Begin Record set

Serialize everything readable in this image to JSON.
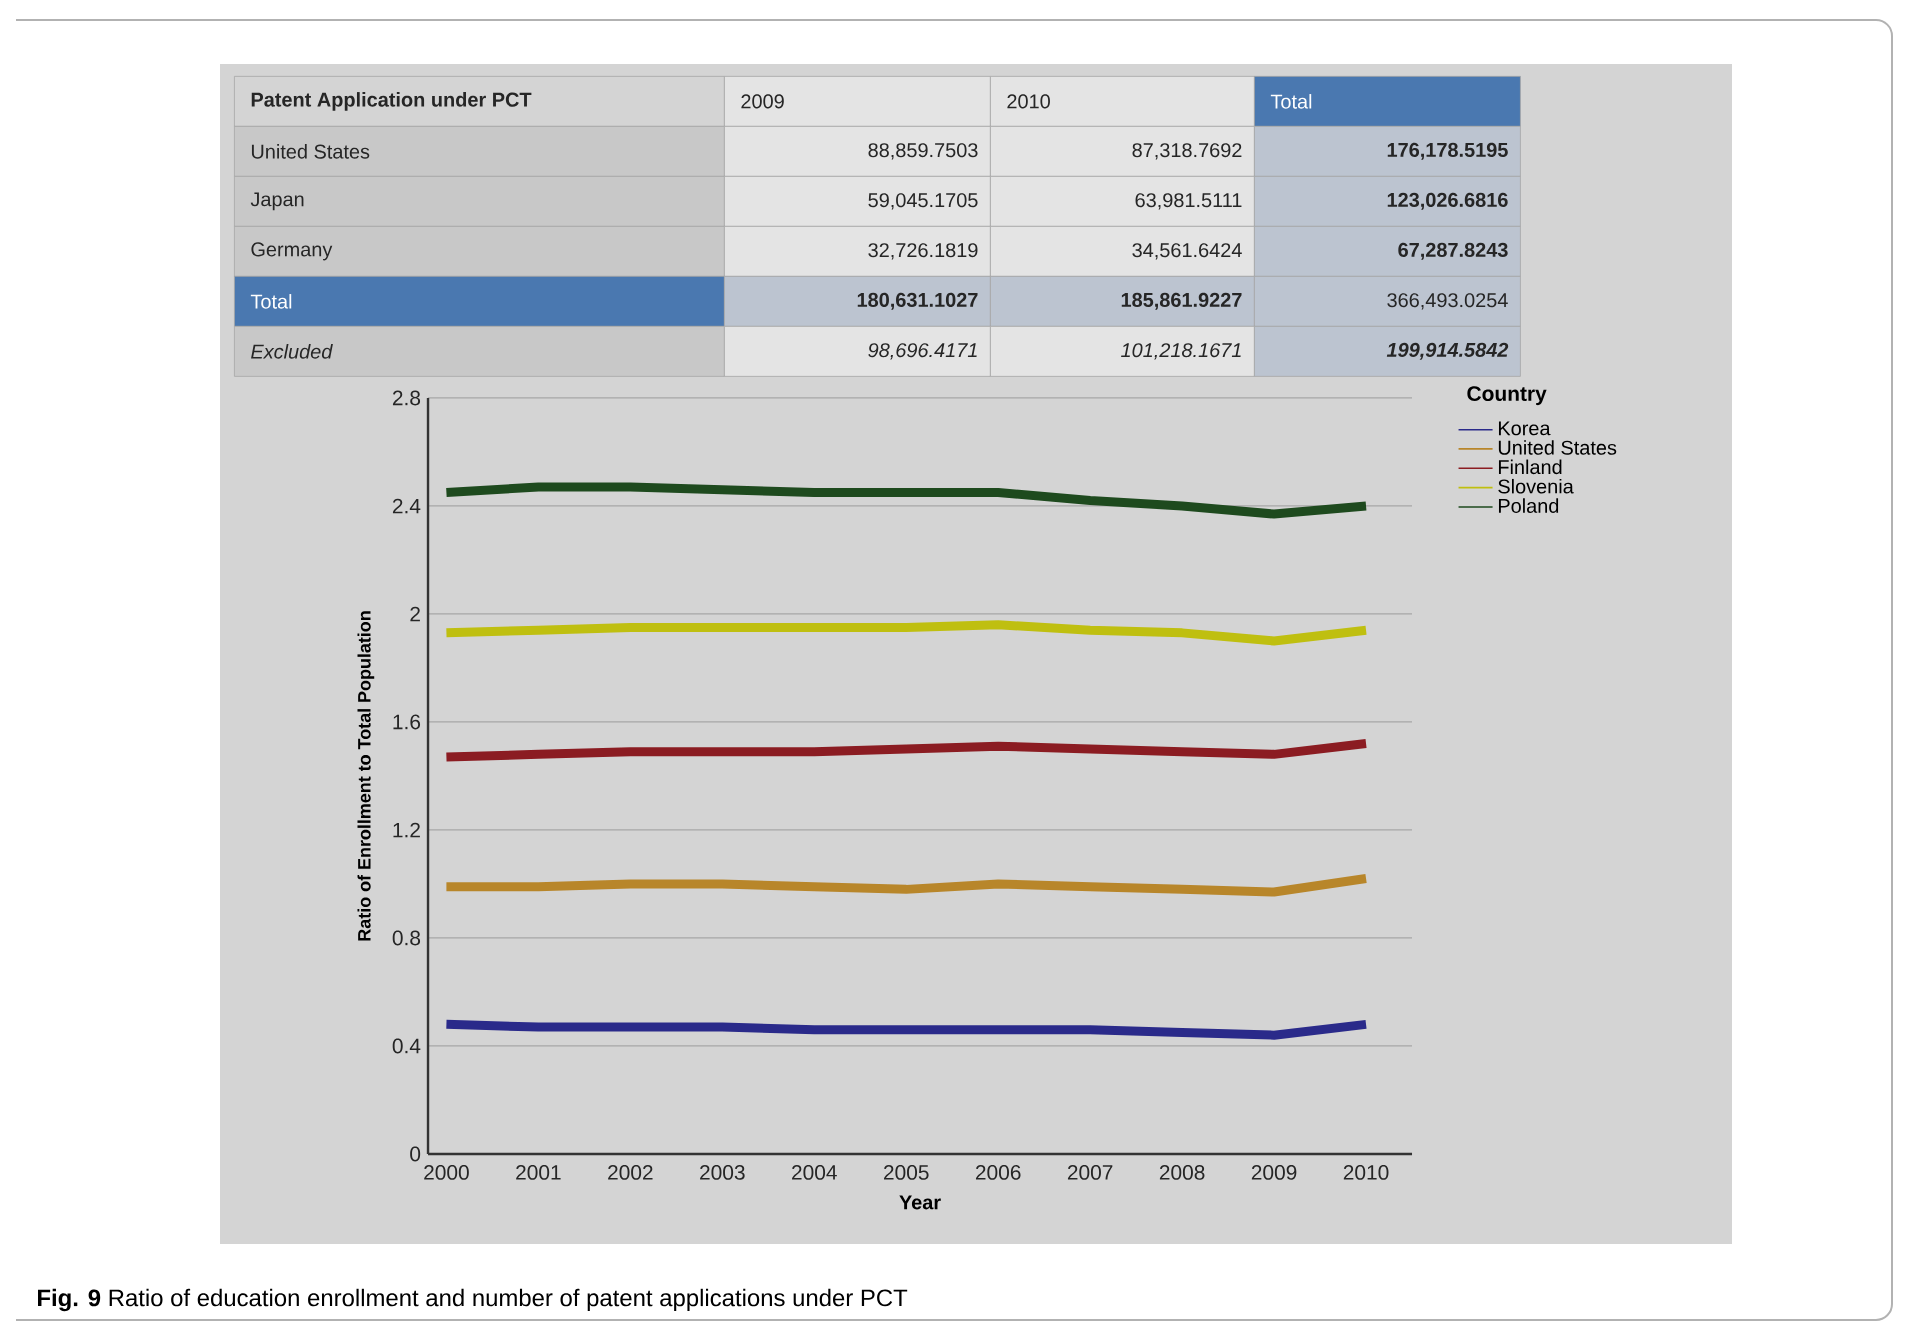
{
  "chart_data": [
    {
      "type": "other",
      "annotations": [
        "Patent Application under PCT",
        "2009",
        "2010",
        "Total",
        "United States",
        "88,859.7503",
        "87,318.7692",
        "176,178.5195",
        "Japan",
        "59,045.1705",
        "63,981.5111",
        "123,026.6816",
        "Germany",
        "32,726.1819",
        "34,561.6424",
        "67,287.8243",
        "Total",
        "180,631.1027",
        "185,861.9227",
        "366,493.0254",
        "Excluded",
        "98,696.4171",
        "101,218.1671",
        "199,914.5842"
      ]
    },
    {
      "type": "line",
      "xlabel": "Year",
      "ylabel": "Ratio of Enrollment to Total Population",
      "legend_title": "Country",
      "categories": [
        "2000",
        "2001",
        "2002",
        "2003",
        "2004",
        "2005",
        "2006",
        "2007",
        "2008",
        "2009",
        "2010"
      ],
      "series": [
        {
          "name": "Korea",
          "color": "#2a2a8a",
          "values": [
            0.48,
            0.47,
            0.47,
            0.47,
            0.46,
            0.46,
            0.46,
            0.46,
            0.45,
            0.44,
            0.48
          ]
        },
        {
          "name": "United States",
          "color": "#b8862a",
          "values": [
            0.99,
            0.99,
            1.0,
            1.0,
            0.99,
            0.98,
            1.0,
            0.99,
            0.98,
            0.97,
            1.02
          ]
        },
        {
          "name": "Finland",
          "color": "#8b1c22",
          "values": [
            1.47,
            1.48,
            1.49,
            1.49,
            1.49,
            1.5,
            1.51,
            1.5,
            1.49,
            1.48,
            1.52
          ]
        },
        {
          "name": "Slovenia",
          "color": "#bfbf10",
          "values": [
            1.93,
            1.94,
            1.95,
            1.95,
            1.95,
            1.95,
            1.96,
            1.94,
            1.93,
            1.9,
            1.94
          ]
        },
        {
          "name": "Poland",
          "color": "#1e4a1e",
          "values": [
            2.45,
            2.47,
            2.47,
            2.46,
            2.45,
            2.45,
            2.45,
            2.42,
            2.4,
            2.37,
            2.4
          ]
        }
      ],
      "ylim": [
        0,
        2.8
      ],
      "yticks": [
        0,
        0.4,
        0.8,
        1.2,
        1.6,
        2,
        2.4,
        2.8
      ],
      "grid": "y",
      "legend": "right",
      "marker": "none",
      "line_style": "solid",
      "annotations": [
        "**Fig. 9** Ratio of education enrollment and number of patent applications under PCT"
      ]
    }
  ]
}
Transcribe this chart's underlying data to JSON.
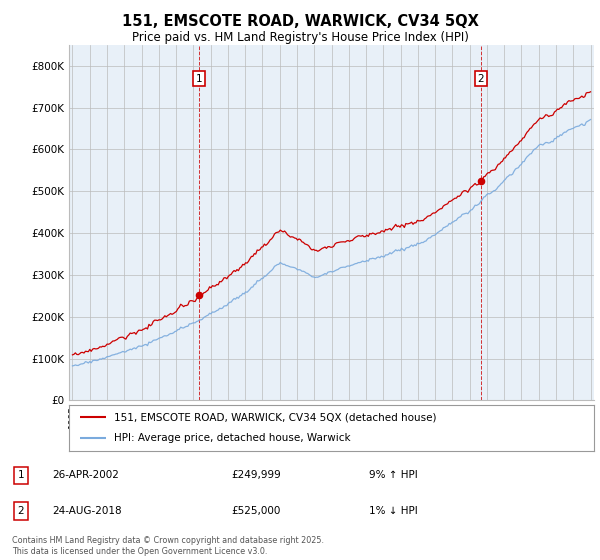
{
  "title": "151, EMSCOTE ROAD, WARWICK, CV34 5QX",
  "subtitle": "Price paid vs. HM Land Registry's House Price Index (HPI)",
  "ylim": [
    0,
    850000
  ],
  "yticks": [
    0,
    100000,
    200000,
    300000,
    400000,
    500000,
    600000,
    700000,
    800000
  ],
  "ytick_labels": [
    "£0",
    "£100K",
    "£200K",
    "£300K",
    "£400K",
    "£500K",
    "£600K",
    "£700K",
    "£800K"
  ],
  "x_start_year": 1995,
  "x_end_year": 2025,
  "line1_color": "#cc0000",
  "line2_color": "#7aaadd",
  "chart_bg": "#e8f0f8",
  "annotation1_year": 2002.32,
  "annotation1_price": 249999,
  "annotation2_year": 2018.65,
  "annotation2_price": 525000,
  "legend1_label": "151, EMSCOTE ROAD, WARWICK, CV34 5QX (detached house)",
  "legend2_label": "HPI: Average price, detached house, Warwick",
  "footer": "Contains HM Land Registry data © Crown copyright and database right 2025.\nThis data is licensed under the Open Government Licence v3.0.",
  "background_color": "#ffffff",
  "grid_color": "#bbbbbb",
  "table_row1": [
    "1",
    "26-APR-2002",
    "£249,999",
    "9% ↑ HPI"
  ],
  "table_row2": [
    "2",
    "24-AUG-2018",
    "£525,000",
    "1% ↓ HPI"
  ]
}
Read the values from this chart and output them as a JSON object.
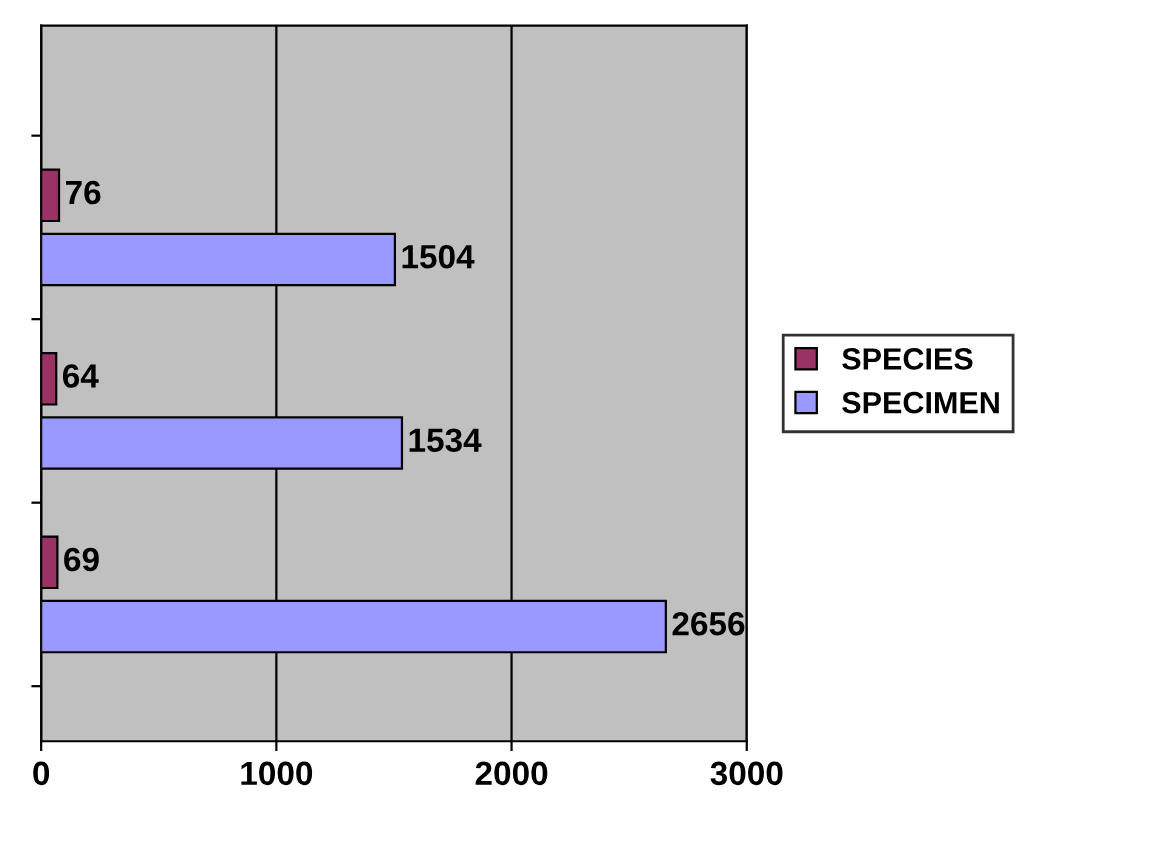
{
  "chart_data": {
    "type": "bar",
    "orientation": "horizontal",
    "categories": [
      null,
      null,
      null
    ],
    "series": [
      {
        "name": "SPECIES",
        "color": "#993366",
        "values": [
          76,
          64,
          69
        ]
      },
      {
        "name": "SPECIMEN",
        "color": "#9999ff",
        "values": [
          1504,
          1534,
          2656
        ]
      }
    ],
    "xlim": [
      0,
      3000
    ],
    "xticks": [
      0,
      1000,
      2000,
      3000
    ],
    "grid": "x",
    "data_labels": true,
    "legend": "right",
    "tick_labels": "x"
  }
}
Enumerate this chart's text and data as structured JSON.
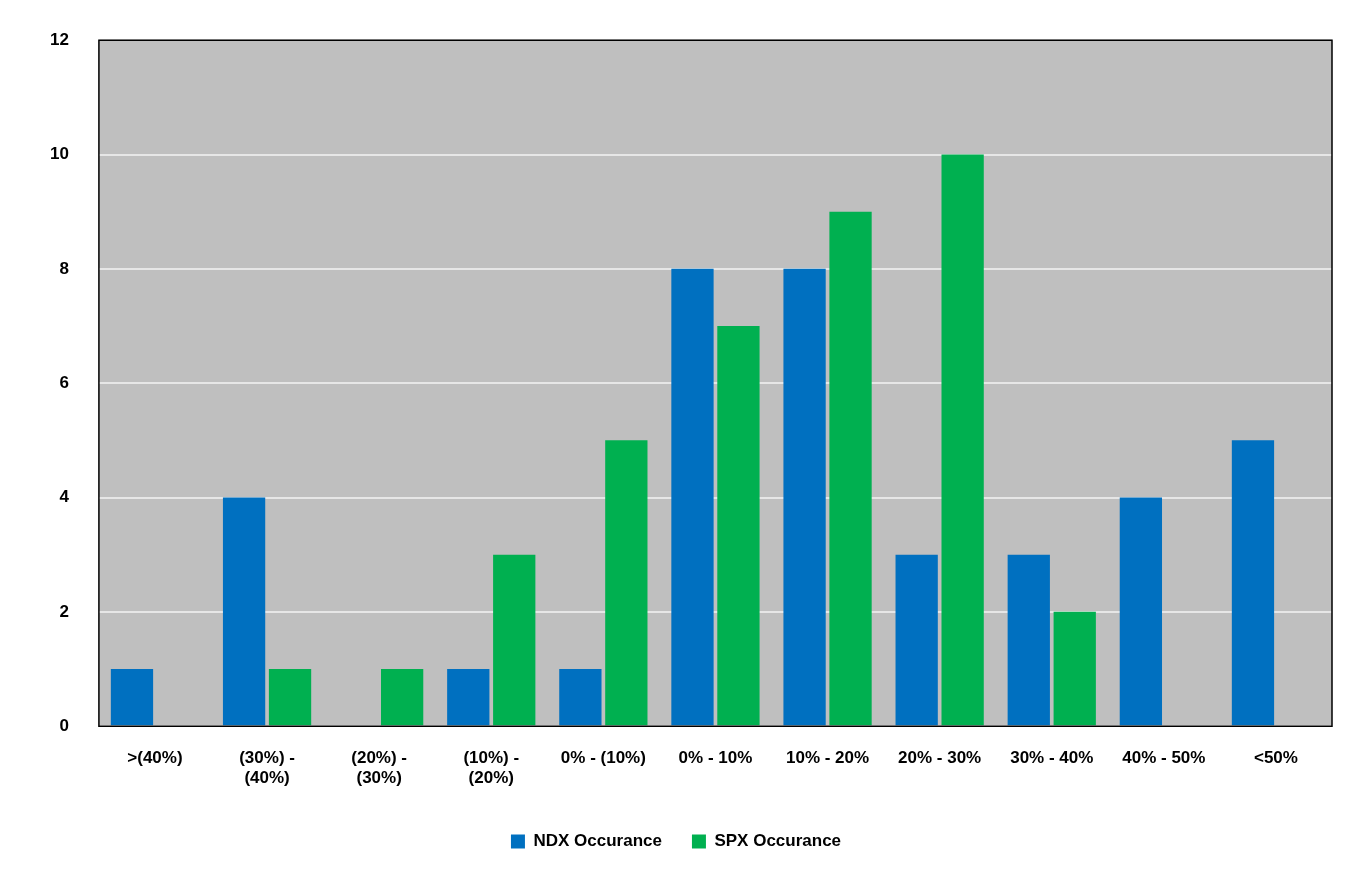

End Record set

The task:
Using the records above, retype everything exactly except the pictures.

Answer to the exercise:
Serialize everything readable in this image to JSON.
{
  "chart_data": [
    {
      "type": "other",
      "annotations": [
        "Patent Application under PCT",
        "2009",
        "2010",
        "Total",
        "United States",
        "88,859.7503",
        "87,318.7692",
        "176,178.5195",
        "Japan",
        "59,045.1705",
        "63,981.5111",
        "123,026.6816",
        "Germany",
        "32,726.1819",
        "34,561.6424",
        "67,287.8243",
        "Total",
        "180,631.1027",
        "185,861.9227",
        "366,493.0254",
        "Excluded",
        "98,696.4171",
        "101,218.1671",
        "199,914.5842"
      ]
    },
    {
      "type": "line",
      "xlabel": "Year",
      "ylabel": "Ratio of Enrollment to Total Population",
      "legend_title": "Country",
      "categories": [
        "2000",
        "2001",
        "2002",
        "2003",
        "2004",
        "2005",
        "2006",
        "2007",
        "2008",
        "2009",
        "2010"
      ],
      "series": [
        {
          "name": "Korea",
          "color": "#2a2a8a",
          "values": [
            0.48,
            0.47,
            0.47,
            0.47,
            0.46,
            0.46,
            0.46,
            0.46,
            0.45,
            0.44,
            0.48
          ]
        },
        {
          "name": "United States",
          "color": "#b8862a",
          "values": [
            0.99,
            0.99,
            1.0,
            1.0,
            0.99,
            0.98,
            1.0,
            0.99,
            0.98,
            0.97,
            1.02
          ]
        },
        {
          "name": "Finland",
          "color": "#8b1c22",
          "values": [
            1.47,
            1.48,
            1.49,
            1.49,
            1.49,
            1.5,
            1.51,
            1.5,
            1.49,
            1.48,
            1.52
          ]
        },
        {
          "name": "Slovenia",
          "color": "#bfbf10",
          "values": [
            1.93,
            1.94,
            1.95,
            1.95,
            1.95,
            1.95,
            1.96,
            1.94,
            1.93,
            1.9,
            1.94
          ]
        },
        {
          "name": "Poland",
          "color": "#1e4a1e",
          "values": [
            2.45,
            2.47,
            2.47,
            2.46,
            2.45,
            2.45,
            2.45,
            2.42,
            2.4,
            2.37,
            2.4
          ]
        }
      ],
      "ylim": [
        0,
        2.8
      ],
      "yticks": [
        0,
        0.4,
        0.8,
        1.2,
        1.6,
        2,
        2.4,
        2.8
      ],
      "grid": "y",
      "legend": "right",
      "marker": "none",
      "line_style": "solid",
      "annotations": [
        "**Fig. 9** Ratio of education enrollment and number of patent applications under PCT"
      ]
    }
  ]
}
Transcribe this chart's underlying data to JSON.
{
  "title": "151, EMSCOTE ROAD, WARWICK, CV34 5QX",
  "subtitle": "Price paid vs. HM Land Registry's House Price Index (HPI)",
  "ylim": [
    0,
    850000
  ],
  "yticks": [
    0,
    100000,
    200000,
    300000,
    400000,
    500000,
    600000,
    700000,
    800000
  ],
  "ytick_labels": [
    "£0",
    "£100K",
    "£200K",
    "£300K",
    "£400K",
    "£500K",
    "£600K",
    "£700K",
    "£800K"
  ],
  "x_start_year": 1995,
  "x_end_year": 2025,
  "line1_color": "#cc0000",
  "line2_color": "#7aaadd",
  "chart_bg": "#e8f0f8",
  "annotation1_year": 2002.32,
  "annotation1_price": 249999,
  "annotation2_year": 2018.65,
  "annotation2_price": 525000,
  "legend1_label": "151, EMSCOTE ROAD, WARWICK, CV34 5QX (detached house)",
  "legend2_label": "HPI: Average price, detached house, Warwick",
  "footer": "Contains HM Land Registry data © Crown copyright and database right 2025.\nThis data is licensed under the Open Government Licence v3.0.",
  "background_color": "#ffffff",
  "grid_color": "#bbbbbb",
  "table_row1": [
    "1",
    "26-APR-2002",
    "£249,999",
    "9% ↑ HPI"
  ],
  "table_row2": [
    "2",
    "24-AUG-2018",
    "£525,000",
    "1% ↓ HPI"
  ]
}
Read the values from this chart and output them as a JSON object.
{
  "chart_data": {
    "type": "bar",
    "orientation": "horizontal",
    "categories": [
      null,
      null,
      null
    ],
    "series": [
      {
        "name": "SPECIES",
        "color": "#993366",
        "values": [
          76,
          64,
          69
        ]
      },
      {
        "name": "SPECIMEN",
        "color": "#9999ff",
        "values": [
          1504,
          1534,
          2656
        ]
      }
    ],
    "xlim": [
      0,
      3000
    ],
    "xticks": [
      0,
      1000,
      2000,
      3000
    ],
    "grid": "x",
    "data_labels": true,
    "legend": "right",
    "tick_labels": "x"
  }
}
Enumerate this chart's text and data as structured JSON.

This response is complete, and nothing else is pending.